Data section:

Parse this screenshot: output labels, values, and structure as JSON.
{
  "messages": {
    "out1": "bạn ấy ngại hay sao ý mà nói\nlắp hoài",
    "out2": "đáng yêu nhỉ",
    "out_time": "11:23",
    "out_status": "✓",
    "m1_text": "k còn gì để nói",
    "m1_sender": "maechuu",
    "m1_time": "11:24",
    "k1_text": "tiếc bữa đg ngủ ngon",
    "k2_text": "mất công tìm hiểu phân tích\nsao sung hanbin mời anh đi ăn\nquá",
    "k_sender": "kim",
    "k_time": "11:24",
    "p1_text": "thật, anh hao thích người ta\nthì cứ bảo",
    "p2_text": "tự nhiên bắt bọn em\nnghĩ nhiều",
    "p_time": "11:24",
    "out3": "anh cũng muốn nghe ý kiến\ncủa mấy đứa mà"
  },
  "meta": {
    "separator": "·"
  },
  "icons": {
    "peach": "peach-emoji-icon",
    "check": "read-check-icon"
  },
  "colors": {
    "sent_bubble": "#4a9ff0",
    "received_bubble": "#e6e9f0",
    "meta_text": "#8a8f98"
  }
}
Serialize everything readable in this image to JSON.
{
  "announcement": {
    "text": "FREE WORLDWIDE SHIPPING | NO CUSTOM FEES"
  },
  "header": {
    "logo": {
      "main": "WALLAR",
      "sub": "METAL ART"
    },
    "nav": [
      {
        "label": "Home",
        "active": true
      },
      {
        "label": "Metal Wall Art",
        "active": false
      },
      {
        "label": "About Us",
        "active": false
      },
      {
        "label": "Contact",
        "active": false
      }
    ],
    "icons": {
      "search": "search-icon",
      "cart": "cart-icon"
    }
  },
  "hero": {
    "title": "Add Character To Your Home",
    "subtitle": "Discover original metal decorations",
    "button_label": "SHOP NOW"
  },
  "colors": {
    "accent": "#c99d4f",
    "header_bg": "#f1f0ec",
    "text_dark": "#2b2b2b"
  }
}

Exercise instructions:
Beginning at the line where "Serialize everything readable" appears, extract each line through the end of the data above; keep them exact and include nothing else.

The completed task:
Serialize everything readable in this image to JSON.
{
  "announcement": {
    "text": "FREE WORLDWIDE SHIPPING | NO CUSTOM FEES"
  },
  "header": {
    "logo": {
      "main": "WALLAR",
      "sub": "METAL ART"
    },
    "nav": [
      {
        "label": "Home",
        "active": true
      },
      {
        "label": "Metal Wall Art",
        "active": false
      },
      {
        "label": "About Us",
        "active": false
      },
      {
        "label": "Contact",
        "active": false
      }
    ],
    "icons": {
      "search": "search-icon",
      "cart": "cart-icon"
    }
  },
  "hero": {
    "title": "Add Character To Your Home",
    "subtitle": "Discover original metal decorations",
    "button_label": "SHOP NOW"
  },
  "colors": {
    "accent": "#c99d4f",
    "header_bg": "#f1f0ec",
    "text_dark": "#2b2b2b"
  }
}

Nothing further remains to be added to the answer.